● GIVEN INSTRUCTION
Return each entry exactly, omitting nothing.

• • • • •

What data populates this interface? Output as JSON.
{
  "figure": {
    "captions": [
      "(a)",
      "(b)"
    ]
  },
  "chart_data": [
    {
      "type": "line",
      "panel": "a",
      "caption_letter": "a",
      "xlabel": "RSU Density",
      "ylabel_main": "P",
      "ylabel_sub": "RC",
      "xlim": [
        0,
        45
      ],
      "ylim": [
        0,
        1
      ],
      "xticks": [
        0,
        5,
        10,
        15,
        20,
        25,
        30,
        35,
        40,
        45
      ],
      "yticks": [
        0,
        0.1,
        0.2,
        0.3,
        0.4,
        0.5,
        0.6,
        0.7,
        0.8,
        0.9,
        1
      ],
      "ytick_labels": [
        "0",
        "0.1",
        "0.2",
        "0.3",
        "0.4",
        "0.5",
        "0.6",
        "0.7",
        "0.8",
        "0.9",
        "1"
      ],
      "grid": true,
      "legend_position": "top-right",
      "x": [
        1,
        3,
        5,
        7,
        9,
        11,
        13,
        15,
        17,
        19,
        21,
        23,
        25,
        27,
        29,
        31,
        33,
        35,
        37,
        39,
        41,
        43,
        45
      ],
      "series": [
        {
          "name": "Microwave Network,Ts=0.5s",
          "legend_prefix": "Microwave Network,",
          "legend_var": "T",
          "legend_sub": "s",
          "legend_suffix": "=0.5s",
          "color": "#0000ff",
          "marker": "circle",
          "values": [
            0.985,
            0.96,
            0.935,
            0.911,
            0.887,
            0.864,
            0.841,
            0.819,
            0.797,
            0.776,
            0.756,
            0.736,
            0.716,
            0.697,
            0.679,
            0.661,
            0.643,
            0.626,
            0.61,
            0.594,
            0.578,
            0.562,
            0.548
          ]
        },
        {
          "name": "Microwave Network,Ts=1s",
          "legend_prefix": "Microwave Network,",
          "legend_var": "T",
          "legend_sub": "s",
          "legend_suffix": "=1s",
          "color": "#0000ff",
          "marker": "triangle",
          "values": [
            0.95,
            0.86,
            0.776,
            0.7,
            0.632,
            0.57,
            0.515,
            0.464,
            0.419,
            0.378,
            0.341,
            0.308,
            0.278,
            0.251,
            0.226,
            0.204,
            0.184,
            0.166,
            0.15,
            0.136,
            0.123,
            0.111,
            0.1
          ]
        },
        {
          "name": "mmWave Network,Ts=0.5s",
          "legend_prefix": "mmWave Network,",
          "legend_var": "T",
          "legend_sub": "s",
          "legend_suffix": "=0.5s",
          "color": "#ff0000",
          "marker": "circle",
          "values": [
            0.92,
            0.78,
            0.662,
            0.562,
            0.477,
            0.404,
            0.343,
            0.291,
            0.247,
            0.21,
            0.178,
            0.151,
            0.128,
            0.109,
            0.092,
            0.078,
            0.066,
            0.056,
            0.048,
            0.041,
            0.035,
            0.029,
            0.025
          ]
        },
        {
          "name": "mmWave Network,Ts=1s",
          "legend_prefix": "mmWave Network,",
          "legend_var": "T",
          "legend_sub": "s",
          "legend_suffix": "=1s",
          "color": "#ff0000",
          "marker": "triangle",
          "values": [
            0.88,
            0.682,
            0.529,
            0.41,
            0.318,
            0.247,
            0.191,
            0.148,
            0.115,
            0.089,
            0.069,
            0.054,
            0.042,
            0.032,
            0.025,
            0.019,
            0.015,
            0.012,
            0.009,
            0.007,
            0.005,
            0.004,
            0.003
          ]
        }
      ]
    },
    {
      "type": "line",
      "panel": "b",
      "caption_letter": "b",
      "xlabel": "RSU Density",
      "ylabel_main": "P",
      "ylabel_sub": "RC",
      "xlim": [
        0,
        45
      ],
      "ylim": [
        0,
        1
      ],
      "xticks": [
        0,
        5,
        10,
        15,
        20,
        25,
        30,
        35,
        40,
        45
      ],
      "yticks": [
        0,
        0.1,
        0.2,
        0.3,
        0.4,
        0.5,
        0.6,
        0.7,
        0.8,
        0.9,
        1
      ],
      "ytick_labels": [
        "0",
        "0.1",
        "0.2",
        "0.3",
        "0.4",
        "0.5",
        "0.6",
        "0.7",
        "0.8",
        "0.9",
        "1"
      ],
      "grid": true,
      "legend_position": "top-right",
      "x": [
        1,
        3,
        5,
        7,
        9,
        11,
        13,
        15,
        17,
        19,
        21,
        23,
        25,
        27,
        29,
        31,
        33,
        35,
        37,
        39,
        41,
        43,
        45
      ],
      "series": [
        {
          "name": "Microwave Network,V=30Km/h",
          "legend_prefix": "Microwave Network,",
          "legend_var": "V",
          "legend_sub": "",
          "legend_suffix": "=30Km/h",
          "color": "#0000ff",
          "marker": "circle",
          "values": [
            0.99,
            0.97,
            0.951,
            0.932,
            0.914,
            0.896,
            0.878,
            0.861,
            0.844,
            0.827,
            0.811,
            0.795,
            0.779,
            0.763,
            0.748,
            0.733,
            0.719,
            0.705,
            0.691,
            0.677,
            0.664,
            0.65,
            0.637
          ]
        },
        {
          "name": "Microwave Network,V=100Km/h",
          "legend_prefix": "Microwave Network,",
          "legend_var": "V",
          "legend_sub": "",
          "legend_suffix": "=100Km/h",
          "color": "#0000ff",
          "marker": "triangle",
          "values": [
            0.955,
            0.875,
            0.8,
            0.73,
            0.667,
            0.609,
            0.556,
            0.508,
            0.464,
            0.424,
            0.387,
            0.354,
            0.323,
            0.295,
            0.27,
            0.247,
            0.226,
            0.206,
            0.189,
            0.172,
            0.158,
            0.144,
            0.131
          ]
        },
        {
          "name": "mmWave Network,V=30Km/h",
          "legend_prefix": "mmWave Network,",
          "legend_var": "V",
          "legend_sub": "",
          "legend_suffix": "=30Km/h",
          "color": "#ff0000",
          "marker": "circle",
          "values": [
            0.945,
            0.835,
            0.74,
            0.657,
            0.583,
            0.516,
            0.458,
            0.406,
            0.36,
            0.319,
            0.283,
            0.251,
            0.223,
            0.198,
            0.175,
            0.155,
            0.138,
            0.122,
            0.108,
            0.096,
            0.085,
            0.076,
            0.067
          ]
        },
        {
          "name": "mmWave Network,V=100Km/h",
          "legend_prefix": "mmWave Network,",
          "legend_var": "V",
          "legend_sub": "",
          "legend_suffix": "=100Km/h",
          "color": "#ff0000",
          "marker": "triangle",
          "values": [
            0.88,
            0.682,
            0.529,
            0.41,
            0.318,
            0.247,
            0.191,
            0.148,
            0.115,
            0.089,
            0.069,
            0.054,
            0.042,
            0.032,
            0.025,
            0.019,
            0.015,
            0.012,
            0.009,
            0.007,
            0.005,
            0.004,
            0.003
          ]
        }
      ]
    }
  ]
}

• • • • •

● EXPECTED ANSWER
What data populates this interface? Output as JSON.
{
  "figure": {
    "captions": [
      "(a)",
      "(b)"
    ]
  },
  "chart_data": [
    {
      "type": "line",
      "panel": "a",
      "caption_letter": "a",
      "xlabel": "RSU Density",
      "ylabel_main": "P",
      "ylabel_sub": "RC",
      "xlim": [
        0,
        45
      ],
      "ylim": [
        0,
        1
      ],
      "xticks": [
        0,
        5,
        10,
        15,
        20,
        25,
        30,
        35,
        40,
        45
      ],
      "yticks": [
        0,
        0.1,
        0.2,
        0.3,
        0.4,
        0.5,
        0.6,
        0.7,
        0.8,
        0.9,
        1
      ],
      "ytick_labels": [
        "0",
        "0.1",
        "0.2",
        "0.3",
        "0.4",
        "0.5",
        "0.6",
        "0.7",
        "0.8",
        "0.9",
        "1"
      ],
      "grid": true,
      "legend_position": "top-right",
      "x": [
        1,
        3,
        5,
        7,
        9,
        11,
        13,
        15,
        17,
        19,
        21,
        23,
        25,
        27,
        29,
        31,
        33,
        35,
        37,
        39,
        41,
        43,
        45
      ],
      "series": [
        {
          "name": "Microwave Network,Ts=0.5s",
          "legend_prefix": "Microwave Network,",
          "legend_var": "T",
          "legend_sub": "s",
          "legend_suffix": "=0.5s",
          "color": "#0000ff",
          "marker": "circle",
          "values": [
            0.985,
            0.96,
            0.935,
            0.911,
            0.887,
            0.864,
            0.841,
            0.819,
            0.797,
            0.776,
            0.756,
            0.736,
            0.716,
            0.697,
            0.679,
            0.661,
            0.643,
            0.626,
            0.61,
            0.594,
            0.578,
            0.562,
            0.548
          ]
        },
        {
          "name": "Microwave Network,Ts=1s",
          "legend_prefix": "Microwave Network,",
          "legend_var": "T",
          "legend_sub": "s",
          "legend_suffix": "=1s",
          "color": "#0000ff",
          "marker": "triangle",
          "values": [
            0.95,
            0.86,
            0.776,
            0.7,
            0.632,
            0.57,
            0.515,
            0.464,
            0.419,
            0.378,
            0.341,
            0.308,
            0.278,
            0.251,
            0.226,
            0.204,
            0.184,
            0.166,
            0.15,
            0.136,
            0.123,
            0.111,
            0.1
          ]
        },
        {
          "name": "mmWave Network,Ts=0.5s",
          "legend_prefix": "mmWave Network,",
          "legend_var": "T",
          "legend_sub": "s",
          "legend_suffix": "=0.5s",
          "color": "#ff0000",
          "marker": "circle",
          "values": [
            0.92,
            0.78,
            0.662,
            0.562,
            0.477,
            0.404,
            0.343,
            0.291,
            0.247,
            0.21,
            0.178,
            0.151,
            0.128,
            0.109,
            0.092,
            0.078,
            0.066,
            0.056,
            0.048,
            0.041,
            0.035,
            0.029,
            0.025
          ]
        },
        {
          "name": "mmWave Network,Ts=1s",
          "legend_prefix": "mmWave Network,",
          "legend_var": "T",
          "legend_sub": "s",
          "legend_suffix": "=1s",
          "color": "#ff0000",
          "marker": "triangle",
          "values": [
            0.88,
            0.682,
            0.529,
            0.41,
            0.318,
            0.247,
            0.191,
            0.148,
            0.115,
            0.089,
            0.069,
            0.054,
            0.042,
            0.032,
            0.025,
            0.019,
            0.015,
            0.012,
            0.009,
            0.007,
            0.005,
            0.004,
            0.003
          ]
        }
      ]
    },
    {
      "type": "line",
      "panel": "b",
      "caption_letter": "b",
      "xlabel": "RSU Density",
      "ylabel_main": "P",
      "ylabel_sub": "RC",
      "xlim": [
        0,
        45
      ],
      "ylim": [
        0,
        1
      ],
      "xticks": [
        0,
        5,
        10,
        15,
        20,
        25,
        30,
        35,
        40,
        45
      ],
      "yticks": [
        0,
        0.1,
        0.2,
        0.3,
        0.4,
        0.5,
        0.6,
        0.7,
        0.8,
        0.9,
        1
      ],
      "ytick_labels": [
        "0",
        "0.1",
        "0.2",
        "0.3",
        "0.4",
        "0.5",
        "0.6",
        "0.7",
        "0.8",
        "0.9",
        "1"
      ],
      "grid": true,
      "legend_position": "top-right",
      "x": [
        1,
        3,
        5,
        7,
        9,
        11,
        13,
        15,
        17,
        19,
        21,
        23,
        25,
        27,
        29,
        31,
        33,
        35,
        37,
        39,
        41,
        43,
        45
      ],
      "series": [
        {
          "name": "Microwave Network,V=30Km/h",
          "legend_prefix": "Microwave Network,",
          "legend_var": "V",
          "legend_sub": "",
          "legend_suffix": "=30Km/h",
          "color": "#0000ff",
          "marker": "circle",
          "values": [
            0.99,
            0.97,
            0.951,
            0.932,
            0.914,
            0.896,
            0.878,
            0.861,
            0.844,
            0.827,
            0.811,
            0.795,
            0.779,
            0.763,
            0.748,
            0.733,
            0.719,
            0.705,
            0.691,
            0.677,
            0.664,
            0.65,
            0.637
          ]
        },
        {
          "name": "Microwave Network,V=100Km/h",
          "legend_prefix": "Microwave Network,",
          "legend_var": "V",
          "legend_sub": "",
          "legend_suffix": "=100Km/h",
          "color": "#0000ff",
          "marker": "triangle",
          "values": [
            0.955,
            0.875,
            0.8,
            0.73,
            0.667,
            0.609,
            0.556,
            0.508,
            0.464,
            0.424,
            0.387,
            0.354,
            0.323,
            0.295,
            0.27,
            0.247,
            0.226,
            0.206,
            0.189,
            0.172,
            0.158,
            0.144,
            0.131
          ]
        },
        {
          "name": "mmWave Network,V=30Km/h",
          "legend_prefix": "mmWave Network,",
          "legend_var": "V",
          "legend_sub": "",
          "legend_suffix": "=30Km/h",
          "color": "#ff0000",
          "marker": "circle",
          "values": [
            0.945,
            0.835,
            0.74,
            0.657,
            0.583,
            0.516,
            0.458,
            0.406,
            0.36,
            0.319,
            0.283,
            0.251,
            0.223,
            0.198,
            0.175,
            0.155,
            0.138,
            0.122,
            0.108,
            0.096,
            0.085,
            0.076,
            0.067
          ]
        },
        {
          "name": "mmWave Network,V=100Km/h",
          "legend_prefix": "mmWave Network,",
          "legend_var": "V",
          "legend_sub": "",
          "legend_suffix": "=100Km/h",
          "color": "#ff0000",
          "marker": "triangle",
          "values": [
            0.88,
            0.682,
            0.529,
            0.41,
            0.318,
            0.247,
            0.191,
            0.148,
            0.115,
            0.089,
            0.069,
            0.054,
            0.042,
            0.032,
            0.025,
            0.019,
            0.015,
            0.012,
            0.009,
            0.007,
            0.005,
            0.004,
            0.003
          ]
        }
      ]
    }
  ]
}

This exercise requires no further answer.